▸ Aim of the exercise
Go through the data below line by line and count those containing the word "screenshot". Reply with the count only.

# Records shown start

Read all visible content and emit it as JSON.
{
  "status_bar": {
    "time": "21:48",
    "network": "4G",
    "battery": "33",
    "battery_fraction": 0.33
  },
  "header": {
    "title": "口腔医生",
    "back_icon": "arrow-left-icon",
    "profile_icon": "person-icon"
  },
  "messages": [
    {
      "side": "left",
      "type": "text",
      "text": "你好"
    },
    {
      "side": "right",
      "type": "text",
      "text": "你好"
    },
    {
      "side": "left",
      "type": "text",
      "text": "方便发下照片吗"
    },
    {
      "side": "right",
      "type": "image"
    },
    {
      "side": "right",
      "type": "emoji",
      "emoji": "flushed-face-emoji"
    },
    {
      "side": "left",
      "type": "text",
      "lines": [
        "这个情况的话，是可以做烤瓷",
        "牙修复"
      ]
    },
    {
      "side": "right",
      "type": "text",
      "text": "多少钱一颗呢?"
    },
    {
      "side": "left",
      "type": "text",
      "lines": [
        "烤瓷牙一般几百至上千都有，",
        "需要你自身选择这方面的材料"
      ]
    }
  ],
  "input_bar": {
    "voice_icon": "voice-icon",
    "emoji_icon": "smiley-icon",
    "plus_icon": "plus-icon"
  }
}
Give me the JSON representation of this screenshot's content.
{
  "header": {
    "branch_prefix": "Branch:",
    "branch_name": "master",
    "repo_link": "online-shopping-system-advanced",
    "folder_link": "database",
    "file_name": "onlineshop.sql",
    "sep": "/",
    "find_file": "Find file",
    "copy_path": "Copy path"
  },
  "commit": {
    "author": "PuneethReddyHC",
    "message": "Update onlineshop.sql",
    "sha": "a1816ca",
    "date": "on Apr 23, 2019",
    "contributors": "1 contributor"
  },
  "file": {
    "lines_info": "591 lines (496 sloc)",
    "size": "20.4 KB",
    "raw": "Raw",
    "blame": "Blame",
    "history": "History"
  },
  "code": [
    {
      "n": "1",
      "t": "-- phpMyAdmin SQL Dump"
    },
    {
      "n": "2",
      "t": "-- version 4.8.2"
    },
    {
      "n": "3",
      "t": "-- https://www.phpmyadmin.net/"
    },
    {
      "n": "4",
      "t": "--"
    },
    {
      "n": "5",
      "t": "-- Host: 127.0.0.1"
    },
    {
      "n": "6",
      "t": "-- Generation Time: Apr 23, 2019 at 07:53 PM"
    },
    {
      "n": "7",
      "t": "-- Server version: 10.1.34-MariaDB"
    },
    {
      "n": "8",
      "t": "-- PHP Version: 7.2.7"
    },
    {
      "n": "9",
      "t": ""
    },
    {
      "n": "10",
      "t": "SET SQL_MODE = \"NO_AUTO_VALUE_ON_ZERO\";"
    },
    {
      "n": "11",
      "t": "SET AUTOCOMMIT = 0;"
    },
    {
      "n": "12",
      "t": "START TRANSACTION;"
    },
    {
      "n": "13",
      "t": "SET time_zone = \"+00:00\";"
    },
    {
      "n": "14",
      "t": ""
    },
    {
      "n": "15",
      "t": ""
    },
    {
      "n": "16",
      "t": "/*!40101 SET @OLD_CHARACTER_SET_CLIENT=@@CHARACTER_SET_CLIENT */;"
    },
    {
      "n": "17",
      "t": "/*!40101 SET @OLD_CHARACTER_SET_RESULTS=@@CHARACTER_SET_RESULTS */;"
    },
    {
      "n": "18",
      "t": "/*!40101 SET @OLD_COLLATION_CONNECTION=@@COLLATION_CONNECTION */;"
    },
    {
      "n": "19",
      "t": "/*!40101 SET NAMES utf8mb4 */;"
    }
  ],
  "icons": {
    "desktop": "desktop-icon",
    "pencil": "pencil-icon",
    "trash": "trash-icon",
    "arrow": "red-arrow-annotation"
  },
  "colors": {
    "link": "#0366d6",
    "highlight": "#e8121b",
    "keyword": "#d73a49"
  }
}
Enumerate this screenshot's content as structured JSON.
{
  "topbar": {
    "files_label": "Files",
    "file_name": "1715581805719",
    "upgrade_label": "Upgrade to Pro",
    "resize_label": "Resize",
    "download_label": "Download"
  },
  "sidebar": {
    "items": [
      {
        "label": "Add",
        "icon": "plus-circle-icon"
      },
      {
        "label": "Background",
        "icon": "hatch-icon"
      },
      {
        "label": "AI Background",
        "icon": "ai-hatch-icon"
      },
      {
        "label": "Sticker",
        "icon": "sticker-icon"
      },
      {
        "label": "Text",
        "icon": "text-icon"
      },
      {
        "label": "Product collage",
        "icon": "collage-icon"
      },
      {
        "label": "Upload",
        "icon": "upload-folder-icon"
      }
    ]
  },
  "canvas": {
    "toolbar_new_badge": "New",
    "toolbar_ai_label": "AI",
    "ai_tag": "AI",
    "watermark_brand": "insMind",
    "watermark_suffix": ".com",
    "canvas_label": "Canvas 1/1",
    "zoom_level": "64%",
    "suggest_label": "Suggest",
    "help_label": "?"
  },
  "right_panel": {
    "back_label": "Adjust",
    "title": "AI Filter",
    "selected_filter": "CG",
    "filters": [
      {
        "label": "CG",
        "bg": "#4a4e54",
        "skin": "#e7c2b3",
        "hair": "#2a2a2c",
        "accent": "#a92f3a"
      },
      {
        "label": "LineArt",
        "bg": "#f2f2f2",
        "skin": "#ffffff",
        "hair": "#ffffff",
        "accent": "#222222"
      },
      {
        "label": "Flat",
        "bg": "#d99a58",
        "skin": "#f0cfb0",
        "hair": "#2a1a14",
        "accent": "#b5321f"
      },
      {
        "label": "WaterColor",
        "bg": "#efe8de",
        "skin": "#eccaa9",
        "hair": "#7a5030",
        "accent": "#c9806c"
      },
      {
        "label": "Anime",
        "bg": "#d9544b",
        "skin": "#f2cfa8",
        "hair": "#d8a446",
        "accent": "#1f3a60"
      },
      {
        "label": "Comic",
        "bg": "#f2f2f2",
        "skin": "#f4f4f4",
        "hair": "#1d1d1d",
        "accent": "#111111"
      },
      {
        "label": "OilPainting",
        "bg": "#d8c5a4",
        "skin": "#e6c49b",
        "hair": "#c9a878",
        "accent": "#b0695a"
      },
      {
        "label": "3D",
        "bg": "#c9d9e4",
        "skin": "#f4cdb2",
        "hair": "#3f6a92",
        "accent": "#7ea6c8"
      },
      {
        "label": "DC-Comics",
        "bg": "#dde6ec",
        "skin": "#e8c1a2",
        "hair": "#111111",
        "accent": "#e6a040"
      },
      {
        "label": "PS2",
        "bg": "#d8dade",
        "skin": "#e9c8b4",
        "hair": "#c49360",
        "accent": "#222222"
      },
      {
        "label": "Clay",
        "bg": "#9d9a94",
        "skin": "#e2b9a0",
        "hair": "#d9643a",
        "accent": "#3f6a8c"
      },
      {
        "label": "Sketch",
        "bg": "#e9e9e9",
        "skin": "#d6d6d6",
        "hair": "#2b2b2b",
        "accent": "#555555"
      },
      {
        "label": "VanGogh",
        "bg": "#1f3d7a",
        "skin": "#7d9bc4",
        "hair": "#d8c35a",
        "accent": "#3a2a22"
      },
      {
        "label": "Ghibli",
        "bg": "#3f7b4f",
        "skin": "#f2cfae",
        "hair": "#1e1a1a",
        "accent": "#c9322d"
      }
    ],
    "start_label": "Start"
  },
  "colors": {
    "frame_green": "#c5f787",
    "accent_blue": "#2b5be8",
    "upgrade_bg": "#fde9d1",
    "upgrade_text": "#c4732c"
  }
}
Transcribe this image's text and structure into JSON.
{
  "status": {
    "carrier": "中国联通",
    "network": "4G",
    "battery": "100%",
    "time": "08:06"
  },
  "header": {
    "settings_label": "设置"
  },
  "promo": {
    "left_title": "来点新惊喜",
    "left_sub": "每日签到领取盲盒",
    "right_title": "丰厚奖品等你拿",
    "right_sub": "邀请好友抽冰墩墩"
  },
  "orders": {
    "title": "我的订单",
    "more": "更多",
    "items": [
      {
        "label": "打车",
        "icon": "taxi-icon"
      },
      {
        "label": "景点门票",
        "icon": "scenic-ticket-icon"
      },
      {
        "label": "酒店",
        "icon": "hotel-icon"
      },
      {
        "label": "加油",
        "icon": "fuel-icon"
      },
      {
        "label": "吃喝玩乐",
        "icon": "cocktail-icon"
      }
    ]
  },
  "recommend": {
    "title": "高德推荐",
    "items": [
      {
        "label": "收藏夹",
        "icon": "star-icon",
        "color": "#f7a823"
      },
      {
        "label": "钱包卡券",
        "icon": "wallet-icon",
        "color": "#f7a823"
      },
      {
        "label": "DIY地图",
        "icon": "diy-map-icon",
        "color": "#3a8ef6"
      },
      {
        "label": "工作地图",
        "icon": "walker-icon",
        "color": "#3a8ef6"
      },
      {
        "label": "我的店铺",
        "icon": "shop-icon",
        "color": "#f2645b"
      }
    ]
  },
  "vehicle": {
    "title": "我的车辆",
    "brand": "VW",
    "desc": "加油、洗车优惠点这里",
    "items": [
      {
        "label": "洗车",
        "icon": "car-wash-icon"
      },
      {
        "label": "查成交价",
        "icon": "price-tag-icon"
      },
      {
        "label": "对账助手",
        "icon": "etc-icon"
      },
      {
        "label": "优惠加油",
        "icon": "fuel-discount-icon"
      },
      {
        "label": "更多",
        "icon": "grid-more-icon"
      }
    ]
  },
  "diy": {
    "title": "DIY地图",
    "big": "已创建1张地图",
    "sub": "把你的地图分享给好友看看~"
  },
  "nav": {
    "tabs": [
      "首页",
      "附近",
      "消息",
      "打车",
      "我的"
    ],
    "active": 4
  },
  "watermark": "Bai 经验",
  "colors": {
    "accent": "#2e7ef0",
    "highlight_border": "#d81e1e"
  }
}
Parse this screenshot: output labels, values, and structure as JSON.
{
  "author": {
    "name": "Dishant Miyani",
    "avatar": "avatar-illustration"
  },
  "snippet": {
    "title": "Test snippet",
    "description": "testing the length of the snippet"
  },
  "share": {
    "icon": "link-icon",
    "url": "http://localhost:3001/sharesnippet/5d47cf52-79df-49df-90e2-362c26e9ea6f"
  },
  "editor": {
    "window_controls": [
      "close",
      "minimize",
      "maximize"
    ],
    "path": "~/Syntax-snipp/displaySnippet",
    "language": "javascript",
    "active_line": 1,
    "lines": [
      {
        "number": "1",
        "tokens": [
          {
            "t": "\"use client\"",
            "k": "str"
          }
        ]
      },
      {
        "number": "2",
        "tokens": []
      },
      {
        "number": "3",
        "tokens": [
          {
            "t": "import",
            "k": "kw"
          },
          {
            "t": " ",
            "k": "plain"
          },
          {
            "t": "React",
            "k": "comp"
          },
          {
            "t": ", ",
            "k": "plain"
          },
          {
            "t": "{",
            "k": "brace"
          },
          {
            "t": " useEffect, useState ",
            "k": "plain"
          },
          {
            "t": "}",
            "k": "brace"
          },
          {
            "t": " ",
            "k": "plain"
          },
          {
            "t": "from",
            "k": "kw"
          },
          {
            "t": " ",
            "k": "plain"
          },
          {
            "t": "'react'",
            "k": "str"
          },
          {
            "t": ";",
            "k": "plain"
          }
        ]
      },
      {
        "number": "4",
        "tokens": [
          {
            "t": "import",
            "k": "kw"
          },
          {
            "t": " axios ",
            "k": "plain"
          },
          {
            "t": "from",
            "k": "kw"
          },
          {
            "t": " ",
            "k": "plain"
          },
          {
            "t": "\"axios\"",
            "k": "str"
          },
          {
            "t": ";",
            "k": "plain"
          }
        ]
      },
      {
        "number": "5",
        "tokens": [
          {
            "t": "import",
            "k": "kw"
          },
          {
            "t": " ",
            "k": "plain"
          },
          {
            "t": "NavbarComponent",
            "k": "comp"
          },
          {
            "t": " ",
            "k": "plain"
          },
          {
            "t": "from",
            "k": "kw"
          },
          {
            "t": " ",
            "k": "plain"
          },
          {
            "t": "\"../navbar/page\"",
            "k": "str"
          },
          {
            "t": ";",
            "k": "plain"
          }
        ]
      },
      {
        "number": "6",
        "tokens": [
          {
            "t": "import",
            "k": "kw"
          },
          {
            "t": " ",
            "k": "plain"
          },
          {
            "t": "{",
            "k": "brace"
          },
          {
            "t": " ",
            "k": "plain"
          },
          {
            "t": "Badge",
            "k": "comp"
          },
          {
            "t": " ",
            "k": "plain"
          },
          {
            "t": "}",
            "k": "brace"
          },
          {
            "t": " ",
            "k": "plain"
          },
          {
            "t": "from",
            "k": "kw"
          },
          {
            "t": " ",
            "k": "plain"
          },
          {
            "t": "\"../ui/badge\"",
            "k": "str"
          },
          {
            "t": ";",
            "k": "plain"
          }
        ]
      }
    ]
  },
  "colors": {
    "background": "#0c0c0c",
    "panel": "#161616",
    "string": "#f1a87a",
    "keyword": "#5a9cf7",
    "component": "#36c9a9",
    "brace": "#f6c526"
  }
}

# Records shown end

▸ Answer to this problem
3